Check each line below for the word "caption" and give the number of lines that have it, nothing more.

# Material provided:
● ● ● ●
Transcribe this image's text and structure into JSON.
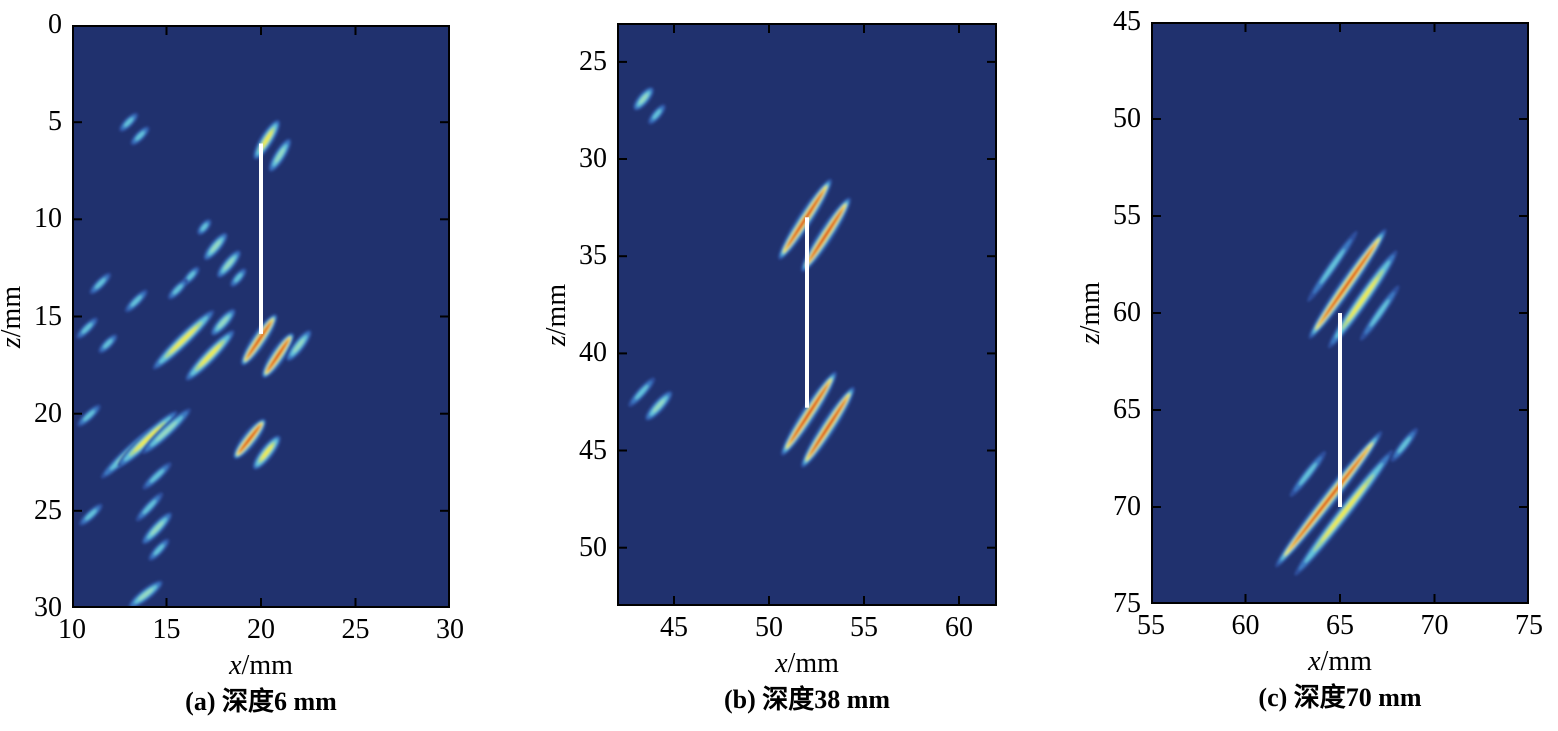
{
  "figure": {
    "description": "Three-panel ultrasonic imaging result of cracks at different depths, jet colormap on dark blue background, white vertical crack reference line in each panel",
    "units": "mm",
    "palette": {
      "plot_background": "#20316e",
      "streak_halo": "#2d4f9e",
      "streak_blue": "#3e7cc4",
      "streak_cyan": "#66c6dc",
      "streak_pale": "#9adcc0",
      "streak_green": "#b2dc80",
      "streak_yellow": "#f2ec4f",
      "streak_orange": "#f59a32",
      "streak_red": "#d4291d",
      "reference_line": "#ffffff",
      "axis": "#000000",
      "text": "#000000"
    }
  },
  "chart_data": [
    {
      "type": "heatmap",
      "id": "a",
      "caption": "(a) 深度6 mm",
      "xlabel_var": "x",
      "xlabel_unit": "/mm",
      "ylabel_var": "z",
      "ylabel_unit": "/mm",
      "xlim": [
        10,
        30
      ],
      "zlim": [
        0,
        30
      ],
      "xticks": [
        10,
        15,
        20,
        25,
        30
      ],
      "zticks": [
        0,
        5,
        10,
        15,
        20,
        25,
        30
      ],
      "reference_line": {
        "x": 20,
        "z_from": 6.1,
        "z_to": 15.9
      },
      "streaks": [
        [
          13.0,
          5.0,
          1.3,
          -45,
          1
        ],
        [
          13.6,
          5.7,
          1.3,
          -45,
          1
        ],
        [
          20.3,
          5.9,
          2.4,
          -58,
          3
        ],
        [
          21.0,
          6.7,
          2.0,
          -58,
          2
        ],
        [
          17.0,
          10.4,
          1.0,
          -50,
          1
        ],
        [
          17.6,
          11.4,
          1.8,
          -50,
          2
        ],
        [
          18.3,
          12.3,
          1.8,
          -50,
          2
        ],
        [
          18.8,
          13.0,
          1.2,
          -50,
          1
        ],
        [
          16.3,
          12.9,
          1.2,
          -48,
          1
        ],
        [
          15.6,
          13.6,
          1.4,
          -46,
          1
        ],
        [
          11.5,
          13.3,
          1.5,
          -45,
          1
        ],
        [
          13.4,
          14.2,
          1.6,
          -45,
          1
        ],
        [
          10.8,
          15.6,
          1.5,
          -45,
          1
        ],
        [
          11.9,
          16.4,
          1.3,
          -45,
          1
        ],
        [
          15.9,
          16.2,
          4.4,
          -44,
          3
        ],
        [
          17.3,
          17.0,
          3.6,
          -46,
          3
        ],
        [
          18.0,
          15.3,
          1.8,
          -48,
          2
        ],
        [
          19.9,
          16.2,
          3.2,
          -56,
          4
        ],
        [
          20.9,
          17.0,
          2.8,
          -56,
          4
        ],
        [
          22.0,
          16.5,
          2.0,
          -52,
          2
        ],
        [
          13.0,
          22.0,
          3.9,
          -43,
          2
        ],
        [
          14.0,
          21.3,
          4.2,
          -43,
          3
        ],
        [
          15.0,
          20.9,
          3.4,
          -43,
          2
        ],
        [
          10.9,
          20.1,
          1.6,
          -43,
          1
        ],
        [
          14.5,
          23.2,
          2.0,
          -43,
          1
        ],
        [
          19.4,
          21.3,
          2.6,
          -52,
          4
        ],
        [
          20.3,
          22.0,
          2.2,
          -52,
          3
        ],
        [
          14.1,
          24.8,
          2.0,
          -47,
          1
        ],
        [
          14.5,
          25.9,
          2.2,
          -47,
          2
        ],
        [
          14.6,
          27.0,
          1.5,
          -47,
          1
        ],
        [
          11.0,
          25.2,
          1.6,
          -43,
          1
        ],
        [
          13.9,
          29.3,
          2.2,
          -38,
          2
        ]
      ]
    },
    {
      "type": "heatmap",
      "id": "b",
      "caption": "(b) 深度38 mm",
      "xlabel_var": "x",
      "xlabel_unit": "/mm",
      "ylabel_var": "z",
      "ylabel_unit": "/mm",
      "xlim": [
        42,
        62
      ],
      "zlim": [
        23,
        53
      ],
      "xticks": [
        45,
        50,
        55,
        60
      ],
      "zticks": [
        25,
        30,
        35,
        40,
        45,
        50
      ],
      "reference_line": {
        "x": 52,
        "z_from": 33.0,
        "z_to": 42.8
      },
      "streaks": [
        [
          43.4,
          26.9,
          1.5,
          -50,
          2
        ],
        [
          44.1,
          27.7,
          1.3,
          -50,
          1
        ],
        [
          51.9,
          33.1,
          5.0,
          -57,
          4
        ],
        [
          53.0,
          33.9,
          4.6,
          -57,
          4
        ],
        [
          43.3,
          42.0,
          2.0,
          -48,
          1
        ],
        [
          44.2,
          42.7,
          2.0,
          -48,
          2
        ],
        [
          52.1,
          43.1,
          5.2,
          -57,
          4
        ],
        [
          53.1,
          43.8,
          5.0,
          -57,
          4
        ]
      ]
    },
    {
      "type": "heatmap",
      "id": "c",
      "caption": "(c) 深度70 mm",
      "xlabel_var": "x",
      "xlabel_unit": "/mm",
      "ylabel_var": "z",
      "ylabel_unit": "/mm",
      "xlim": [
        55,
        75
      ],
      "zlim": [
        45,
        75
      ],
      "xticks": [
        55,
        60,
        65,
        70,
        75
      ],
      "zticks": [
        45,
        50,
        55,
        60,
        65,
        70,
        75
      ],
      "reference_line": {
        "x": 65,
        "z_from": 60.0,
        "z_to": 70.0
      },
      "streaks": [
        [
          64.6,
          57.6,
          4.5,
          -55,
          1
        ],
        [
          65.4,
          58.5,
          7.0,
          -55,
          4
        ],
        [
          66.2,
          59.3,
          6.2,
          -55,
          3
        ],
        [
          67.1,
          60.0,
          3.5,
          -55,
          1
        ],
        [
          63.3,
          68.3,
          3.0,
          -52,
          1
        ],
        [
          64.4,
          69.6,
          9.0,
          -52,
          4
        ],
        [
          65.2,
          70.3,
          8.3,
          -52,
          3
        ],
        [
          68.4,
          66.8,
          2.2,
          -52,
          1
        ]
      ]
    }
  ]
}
● ● ● ●
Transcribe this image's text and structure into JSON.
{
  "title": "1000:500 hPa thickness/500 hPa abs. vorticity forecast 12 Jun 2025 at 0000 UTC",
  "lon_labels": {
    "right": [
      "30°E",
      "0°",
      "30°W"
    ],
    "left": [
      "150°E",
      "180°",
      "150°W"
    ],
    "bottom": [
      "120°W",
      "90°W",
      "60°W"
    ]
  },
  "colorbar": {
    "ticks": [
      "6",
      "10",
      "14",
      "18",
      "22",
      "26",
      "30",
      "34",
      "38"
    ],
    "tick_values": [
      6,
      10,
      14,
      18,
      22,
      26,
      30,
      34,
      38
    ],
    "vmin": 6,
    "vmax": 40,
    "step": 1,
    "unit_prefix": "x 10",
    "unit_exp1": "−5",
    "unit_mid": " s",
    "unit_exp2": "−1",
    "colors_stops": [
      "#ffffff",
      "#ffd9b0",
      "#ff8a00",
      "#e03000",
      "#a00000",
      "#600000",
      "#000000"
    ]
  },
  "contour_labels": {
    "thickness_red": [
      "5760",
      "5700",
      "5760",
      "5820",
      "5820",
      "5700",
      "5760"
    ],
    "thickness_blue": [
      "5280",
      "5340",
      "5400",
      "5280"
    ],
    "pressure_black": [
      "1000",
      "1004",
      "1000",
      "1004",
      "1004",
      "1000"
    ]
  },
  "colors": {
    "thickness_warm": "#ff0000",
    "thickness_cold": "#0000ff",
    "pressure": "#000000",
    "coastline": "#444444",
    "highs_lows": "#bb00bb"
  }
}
● ● ● ●
# Result:
3